-- Recorded information --
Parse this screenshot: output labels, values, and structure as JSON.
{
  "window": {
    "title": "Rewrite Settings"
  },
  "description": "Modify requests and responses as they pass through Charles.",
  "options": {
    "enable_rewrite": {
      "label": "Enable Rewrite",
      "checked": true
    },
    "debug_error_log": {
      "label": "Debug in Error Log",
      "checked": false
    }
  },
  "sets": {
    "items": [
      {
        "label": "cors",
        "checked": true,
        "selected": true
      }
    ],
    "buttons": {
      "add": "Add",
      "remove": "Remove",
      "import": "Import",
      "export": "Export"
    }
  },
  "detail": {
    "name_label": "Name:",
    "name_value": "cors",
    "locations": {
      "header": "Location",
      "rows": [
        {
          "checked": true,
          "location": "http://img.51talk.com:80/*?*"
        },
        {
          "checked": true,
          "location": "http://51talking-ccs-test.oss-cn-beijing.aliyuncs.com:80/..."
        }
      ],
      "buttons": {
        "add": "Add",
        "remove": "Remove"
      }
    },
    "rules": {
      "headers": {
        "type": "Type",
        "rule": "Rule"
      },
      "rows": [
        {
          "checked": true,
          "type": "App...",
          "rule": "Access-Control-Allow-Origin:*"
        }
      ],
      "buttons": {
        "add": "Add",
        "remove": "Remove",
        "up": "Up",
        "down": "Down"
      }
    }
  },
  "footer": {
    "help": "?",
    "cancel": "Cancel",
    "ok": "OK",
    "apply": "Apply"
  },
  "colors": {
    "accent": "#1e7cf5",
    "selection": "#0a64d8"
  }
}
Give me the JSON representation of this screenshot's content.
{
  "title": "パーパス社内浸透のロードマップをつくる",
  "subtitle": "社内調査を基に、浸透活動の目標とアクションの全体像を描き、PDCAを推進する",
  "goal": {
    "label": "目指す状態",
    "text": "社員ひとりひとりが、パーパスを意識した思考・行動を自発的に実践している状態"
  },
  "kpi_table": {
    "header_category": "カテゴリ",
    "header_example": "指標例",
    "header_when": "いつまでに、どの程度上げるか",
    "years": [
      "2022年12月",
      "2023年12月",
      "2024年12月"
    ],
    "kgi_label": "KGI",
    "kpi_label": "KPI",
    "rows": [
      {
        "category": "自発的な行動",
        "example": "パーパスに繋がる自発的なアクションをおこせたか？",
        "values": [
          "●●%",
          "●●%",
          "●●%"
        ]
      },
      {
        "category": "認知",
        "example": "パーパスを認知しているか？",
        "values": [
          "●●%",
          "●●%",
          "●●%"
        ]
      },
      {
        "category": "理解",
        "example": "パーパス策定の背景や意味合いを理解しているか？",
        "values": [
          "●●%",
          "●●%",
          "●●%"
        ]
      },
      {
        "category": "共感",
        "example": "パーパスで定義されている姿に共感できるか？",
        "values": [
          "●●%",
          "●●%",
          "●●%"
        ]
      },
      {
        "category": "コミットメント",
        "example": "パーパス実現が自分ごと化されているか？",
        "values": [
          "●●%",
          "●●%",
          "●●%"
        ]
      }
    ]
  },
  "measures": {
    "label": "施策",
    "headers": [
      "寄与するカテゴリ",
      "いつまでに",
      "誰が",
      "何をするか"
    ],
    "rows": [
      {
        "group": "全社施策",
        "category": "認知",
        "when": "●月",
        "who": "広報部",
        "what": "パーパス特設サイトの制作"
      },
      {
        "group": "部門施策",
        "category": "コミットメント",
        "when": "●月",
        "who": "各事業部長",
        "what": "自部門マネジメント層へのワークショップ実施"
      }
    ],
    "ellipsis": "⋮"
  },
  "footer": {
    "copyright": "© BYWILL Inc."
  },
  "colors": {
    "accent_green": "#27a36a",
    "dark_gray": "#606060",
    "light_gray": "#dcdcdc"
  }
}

-- Requirements --
Retype the records in full. Keep every line identical to the original.

-- Response for this exercise --
Parse this screenshot: output labels, values, and structure as JSON.
{
  "window": {
    "title": "Rewrite Settings"
  },
  "description": "Modify requests and responses as they pass through Charles.",
  "options": {
    "enable_rewrite": {
      "label": "Enable Rewrite",
      "checked": true
    },
    "debug_error_log": {
      "label": "Debug in Error Log",
      "checked": false
    }
  },
  "sets": {
    "items": [
      {
        "label": "cors",
        "checked": true,
        "selected": true
      }
    ],
    "buttons": {
      "add": "Add",
      "remove": "Remove",
      "import": "Import",
      "export": "Export"
    }
  },
  "detail": {
    "name_label": "Name:",
    "name_value": "cors",
    "locations": {
      "header": "Location",
      "rows": [
        {
          "checked": true,
          "location": "http://img.51talk.com:80/*?*"
        },
        {
          "checked": true,
          "location": "http://51talking-ccs-test.oss-cn-beijing.aliyuncs.com:80/..."
        }
      ],
      "buttons": {
        "add": "Add",
        "remove": "Remove"
      }
    },
    "rules": {
      "headers": {
        "type": "Type",
        "rule": "Rule"
      },
      "rows": [
        {
          "checked": true,
          "type": "App...",
          "rule": "Access-Control-Allow-Origin:*"
        }
      ],
      "buttons": {
        "add": "Add",
        "remove": "Remove",
        "up": "Up",
        "down": "Down"
      }
    }
  },
  "footer": {
    "help": "?",
    "cancel": "Cancel",
    "ok": "OK",
    "apply": "Apply"
  },
  "colors": {
    "accent": "#1e7cf5",
    "selection": "#0a64d8"
  }
}
Give me the JSON representation of this screenshot's content.
{
  "title": "パーパス社内浸透のロードマップをつくる",
  "subtitle": "社内調査を基に、浸透活動の目標とアクションの全体像を描き、PDCAを推進する",
  "goal": {
    "label": "目指す状態",
    "text": "社員ひとりひとりが、パーパスを意識した思考・行動を自発的に実践している状態"
  },
  "kpi_table": {
    "header_category": "カテゴリ",
    "header_example": "指標例",
    "header_when": "いつまでに、どの程度上げるか",
    "years": [
      "2022年12月",
      "2023年12月",
      "2024年12月"
    ],
    "kgi_label": "KGI",
    "kpi_label": "KPI",
    "rows": [
      {
        "category": "自発的な行動",
        "example": "パーパスに繋がる自発的なアクションをおこせたか？",
        "values": [
          "●●%",
          "●●%",
          "●●%"
        ]
      },
      {
        "category": "認知",
        "example": "パーパスを認知しているか？",
        "values": [
          "●●%",
          "●●%",
          "●●%"
        ]
      },
      {
        "category": "理解",
        "example": "パーパス策定の背景や意味合いを理解しているか？",
        "values": [
          "●●%",
          "●●%",
          "●●%"
        ]
      },
      {
        "category": "共感",
        "example": "パーパスで定義されている姿に共感できるか？",
        "values": [
          "●●%",
          "●●%",
          "●●%"
        ]
      },
      {
        "category": "コミットメント",
        "example": "パーパス実現が自分ごと化されているか？",
        "values": [
          "●●%",
          "●●%",
          "●●%"
        ]
      }
    ]
  },
  "measures": {
    "label": "施策",
    "headers": [
      "寄与するカテゴリ",
      "いつまでに",
      "誰が",
      "何をするか"
    ],
    "rows": [
      {
        "group": "全社施策",
        "category": "認知",
        "when": "●月",
        "who": "広報部",
        "what": "パーパス特設サイトの制作"
      },
      {
        "group": "部門施策",
        "category": "コミットメント",
        "when": "●月",
        "who": "各事業部長",
        "what": "自部門マネジメント層へのワークショップ実施"
      }
    ],
    "ellipsis": "⋮"
  },
  "footer": {
    "copyright": "© BYWILL Inc."
  },
  "colors": {
    "accent_green": "#27a36a",
    "dark_gray": "#606060",
    "light_gray": "#dcdcdc"
  }
}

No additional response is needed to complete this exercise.